• MATERIAL ERKUNDEN
1 – Zähle alle Ansätze auf, die laut dem Text über die Krebsforschung in der modernen integrativen Taxonomie miteinander kombiniert werden.
2 – Schreibe den Text über die Evolutionsforschung an Krebsen im Anschluss an seinen letzten Satz weiter.

Crustacea
Die Evolution der Krebse (Crustacea) zu rekonstruieren steht im Mittelpunkt der Forschung in der Abteilung Wirbellose Tiere II. Die Einführung molekular genetischer Methoden in der modernen Diversitätsforschung und Systematik hat gezeigt, dass ein bedeutender Anteil der Diversität der Krebse noch unbekannt ist und dass die Verwandtschaftsbeziehungen innerhalb und zwischen den Taxa bisher nicht überzeugend aufgelöst sind. So groß die Fortschritte auf diesen Gebieten in den letzten Jahren waren, so haben sie doch vor allem den enormen Forschungsbedarf verdeutlicht. Dies spiegelt sich auch in unseren Forschungsprojekten wider. Diese reichen von einer modernen integrativen Taxonomie, die im Sinne einer Evolutionssystematik (sensu Glaubrecht 2010) klassische Taxonomie mit molekular genetischer Systematik, Phylogeographie und Populationsgenetik kombiniert, hin zu großangelegten Untersuchungen der Phylogenie und der genomischen Evolution. Die erhaltenen Verwandtschaftsbeziehungen dienen als Grundlage um Rückschlüsse auf historische biogeographische Prozesse (z.B. Drift oder Vikarianz) ziehen zu können und taxon-spezifische genomische Veränderungen (z.B. Genduplikationen, Evolution neuer Gene) zu erkennen. Ein besonderes Anliegen ist es die sehr umfangreiche historische Crustacea Sammlung des LIB in die moderne Forschung mit einzubeziehen und so den eigentlichen Wert dieser Sammlung voll auszunutzen.

• BEREITGESTELLTES MATERIAL
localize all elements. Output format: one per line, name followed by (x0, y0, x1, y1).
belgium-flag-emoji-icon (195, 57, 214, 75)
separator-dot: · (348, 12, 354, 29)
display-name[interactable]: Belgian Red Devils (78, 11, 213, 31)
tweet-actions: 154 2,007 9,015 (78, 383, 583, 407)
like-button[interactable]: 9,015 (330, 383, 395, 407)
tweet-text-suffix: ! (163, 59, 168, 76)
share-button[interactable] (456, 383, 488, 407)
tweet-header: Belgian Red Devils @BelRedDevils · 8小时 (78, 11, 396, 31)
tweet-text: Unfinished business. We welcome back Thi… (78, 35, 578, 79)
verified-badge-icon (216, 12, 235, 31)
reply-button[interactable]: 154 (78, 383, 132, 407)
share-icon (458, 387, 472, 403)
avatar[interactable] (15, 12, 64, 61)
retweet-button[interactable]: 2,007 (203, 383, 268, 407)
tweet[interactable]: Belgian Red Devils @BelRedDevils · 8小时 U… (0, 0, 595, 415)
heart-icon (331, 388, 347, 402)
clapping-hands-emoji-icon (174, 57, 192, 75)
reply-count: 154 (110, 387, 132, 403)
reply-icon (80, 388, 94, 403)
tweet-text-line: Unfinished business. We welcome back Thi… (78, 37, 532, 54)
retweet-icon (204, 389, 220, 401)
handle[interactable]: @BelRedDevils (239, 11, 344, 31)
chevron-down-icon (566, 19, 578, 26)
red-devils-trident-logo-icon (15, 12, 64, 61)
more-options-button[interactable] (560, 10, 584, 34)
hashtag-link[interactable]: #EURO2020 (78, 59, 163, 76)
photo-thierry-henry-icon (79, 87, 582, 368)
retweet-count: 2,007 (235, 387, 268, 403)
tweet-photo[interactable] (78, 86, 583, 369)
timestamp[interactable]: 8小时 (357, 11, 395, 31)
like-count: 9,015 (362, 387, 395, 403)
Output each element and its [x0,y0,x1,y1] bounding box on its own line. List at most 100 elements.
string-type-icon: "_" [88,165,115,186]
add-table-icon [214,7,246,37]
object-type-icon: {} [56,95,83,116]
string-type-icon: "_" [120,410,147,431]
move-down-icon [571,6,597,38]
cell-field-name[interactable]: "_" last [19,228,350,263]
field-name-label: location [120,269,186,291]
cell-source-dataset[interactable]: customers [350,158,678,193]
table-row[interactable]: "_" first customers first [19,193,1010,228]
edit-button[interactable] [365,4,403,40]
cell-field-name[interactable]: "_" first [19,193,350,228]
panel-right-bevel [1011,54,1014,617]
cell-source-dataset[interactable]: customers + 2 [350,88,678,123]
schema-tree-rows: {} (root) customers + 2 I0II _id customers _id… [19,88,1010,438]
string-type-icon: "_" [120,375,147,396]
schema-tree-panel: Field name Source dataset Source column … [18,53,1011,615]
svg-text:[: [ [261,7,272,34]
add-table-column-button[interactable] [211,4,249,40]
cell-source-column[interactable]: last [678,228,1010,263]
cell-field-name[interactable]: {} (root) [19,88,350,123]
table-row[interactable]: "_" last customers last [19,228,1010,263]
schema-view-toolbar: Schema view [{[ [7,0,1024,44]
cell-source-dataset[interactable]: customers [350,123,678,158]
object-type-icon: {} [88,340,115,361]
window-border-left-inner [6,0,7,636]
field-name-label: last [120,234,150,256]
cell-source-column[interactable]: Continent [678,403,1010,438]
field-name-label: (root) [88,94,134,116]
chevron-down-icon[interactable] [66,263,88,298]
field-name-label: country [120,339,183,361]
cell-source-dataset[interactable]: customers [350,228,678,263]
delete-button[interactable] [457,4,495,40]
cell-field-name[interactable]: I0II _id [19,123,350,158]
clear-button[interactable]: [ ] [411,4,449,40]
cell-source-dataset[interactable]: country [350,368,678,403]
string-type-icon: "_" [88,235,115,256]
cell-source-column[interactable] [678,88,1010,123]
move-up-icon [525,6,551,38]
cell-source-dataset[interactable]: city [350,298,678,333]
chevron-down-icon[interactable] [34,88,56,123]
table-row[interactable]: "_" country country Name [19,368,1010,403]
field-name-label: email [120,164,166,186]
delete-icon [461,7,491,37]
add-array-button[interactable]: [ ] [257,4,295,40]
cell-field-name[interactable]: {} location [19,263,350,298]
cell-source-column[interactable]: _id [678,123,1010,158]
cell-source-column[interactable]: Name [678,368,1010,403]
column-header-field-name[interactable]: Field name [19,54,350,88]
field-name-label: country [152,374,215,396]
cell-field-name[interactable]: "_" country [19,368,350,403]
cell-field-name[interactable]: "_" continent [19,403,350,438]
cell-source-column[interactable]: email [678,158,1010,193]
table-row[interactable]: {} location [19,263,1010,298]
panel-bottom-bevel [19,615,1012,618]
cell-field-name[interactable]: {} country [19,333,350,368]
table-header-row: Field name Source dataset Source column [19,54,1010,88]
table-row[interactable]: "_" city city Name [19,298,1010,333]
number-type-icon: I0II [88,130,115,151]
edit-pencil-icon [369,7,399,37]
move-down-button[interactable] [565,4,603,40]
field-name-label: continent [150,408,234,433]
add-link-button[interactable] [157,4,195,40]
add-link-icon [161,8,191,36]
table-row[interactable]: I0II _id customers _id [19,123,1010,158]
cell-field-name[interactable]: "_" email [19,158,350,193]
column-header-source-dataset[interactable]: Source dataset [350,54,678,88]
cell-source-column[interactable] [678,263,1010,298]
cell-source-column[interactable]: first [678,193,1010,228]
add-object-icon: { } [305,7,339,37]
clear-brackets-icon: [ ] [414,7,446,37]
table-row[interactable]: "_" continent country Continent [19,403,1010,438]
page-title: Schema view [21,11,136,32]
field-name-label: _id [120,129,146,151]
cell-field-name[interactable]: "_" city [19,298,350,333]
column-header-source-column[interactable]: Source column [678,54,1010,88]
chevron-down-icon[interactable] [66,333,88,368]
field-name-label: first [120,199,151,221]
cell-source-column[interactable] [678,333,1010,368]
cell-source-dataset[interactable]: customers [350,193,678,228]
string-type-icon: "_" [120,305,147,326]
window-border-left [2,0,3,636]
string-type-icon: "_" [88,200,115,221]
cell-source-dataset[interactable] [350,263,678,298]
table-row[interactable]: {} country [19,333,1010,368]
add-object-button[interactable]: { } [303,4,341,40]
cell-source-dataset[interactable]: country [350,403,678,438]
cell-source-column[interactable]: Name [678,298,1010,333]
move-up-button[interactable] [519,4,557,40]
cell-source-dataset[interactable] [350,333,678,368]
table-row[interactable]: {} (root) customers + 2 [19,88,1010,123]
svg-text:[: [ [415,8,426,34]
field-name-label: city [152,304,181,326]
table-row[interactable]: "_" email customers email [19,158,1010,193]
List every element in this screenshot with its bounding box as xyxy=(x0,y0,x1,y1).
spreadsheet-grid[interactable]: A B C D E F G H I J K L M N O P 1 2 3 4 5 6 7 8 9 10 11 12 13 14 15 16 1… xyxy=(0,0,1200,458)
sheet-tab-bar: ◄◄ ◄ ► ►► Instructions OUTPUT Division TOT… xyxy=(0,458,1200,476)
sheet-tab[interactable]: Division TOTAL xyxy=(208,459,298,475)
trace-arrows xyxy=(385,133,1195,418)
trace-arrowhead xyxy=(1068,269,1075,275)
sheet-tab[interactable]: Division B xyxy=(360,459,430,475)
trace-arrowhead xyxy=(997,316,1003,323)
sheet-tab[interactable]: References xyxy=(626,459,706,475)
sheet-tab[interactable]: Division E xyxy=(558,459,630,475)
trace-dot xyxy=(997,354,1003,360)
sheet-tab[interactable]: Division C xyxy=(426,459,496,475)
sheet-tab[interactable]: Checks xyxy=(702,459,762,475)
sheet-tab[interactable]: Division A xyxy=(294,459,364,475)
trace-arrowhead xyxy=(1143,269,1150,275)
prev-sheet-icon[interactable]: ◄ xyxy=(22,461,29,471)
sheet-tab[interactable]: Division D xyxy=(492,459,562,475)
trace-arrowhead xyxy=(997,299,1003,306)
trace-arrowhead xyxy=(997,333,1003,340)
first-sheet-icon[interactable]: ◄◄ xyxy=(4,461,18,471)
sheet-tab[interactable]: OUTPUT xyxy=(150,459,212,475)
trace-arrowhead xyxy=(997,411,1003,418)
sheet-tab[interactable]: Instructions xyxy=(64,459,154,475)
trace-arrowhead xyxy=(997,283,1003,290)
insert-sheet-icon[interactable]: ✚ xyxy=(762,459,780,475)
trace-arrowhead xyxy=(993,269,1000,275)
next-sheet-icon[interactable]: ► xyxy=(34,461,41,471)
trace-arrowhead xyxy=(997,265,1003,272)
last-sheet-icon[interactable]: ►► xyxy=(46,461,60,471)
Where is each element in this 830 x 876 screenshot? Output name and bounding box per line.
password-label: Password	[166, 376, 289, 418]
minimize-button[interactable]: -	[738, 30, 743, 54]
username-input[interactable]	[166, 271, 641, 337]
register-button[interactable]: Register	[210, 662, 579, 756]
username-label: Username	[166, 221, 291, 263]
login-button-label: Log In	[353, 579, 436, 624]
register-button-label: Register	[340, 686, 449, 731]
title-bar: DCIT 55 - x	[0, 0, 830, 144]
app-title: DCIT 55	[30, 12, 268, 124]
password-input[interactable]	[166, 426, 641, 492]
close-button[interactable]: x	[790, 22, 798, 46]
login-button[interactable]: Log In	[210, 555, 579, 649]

• ERGEBNISSE DER ÜBUNG
1 –
- klassische Taxonomie
- molekular genetische Systematik
- Phylogeographie
- Populationsgenetik

2 –
Im Mittelpunkt der Forschung steht ein breites Spektrum modernster molekular genetischer Untersuchungen mittels Next Generation Sequencing (NGS), je nach Fragestellung Transkriptomsequenzierung, Target Enrichment und ddRADseq. Diese Methoden erlauben einen tiefen Einblick in die Evolution der Krebse durch die gleichzeitige Untersuchung hunderter oder tausender Marker. Diese Methoden werden komplementiert durch die Sequenzierung einzelner Gene (Sanger Sequenzierung) und klassische morphologische Untersuchungen. Letztere bilden weiterhin eine elementare Säule moderner Taxonomie und der Wert detaillierter morphologischer Untersuchungen darf auch in Zeiten kostengünstiger molekular genetischer Methoden nicht unterschätzt werden.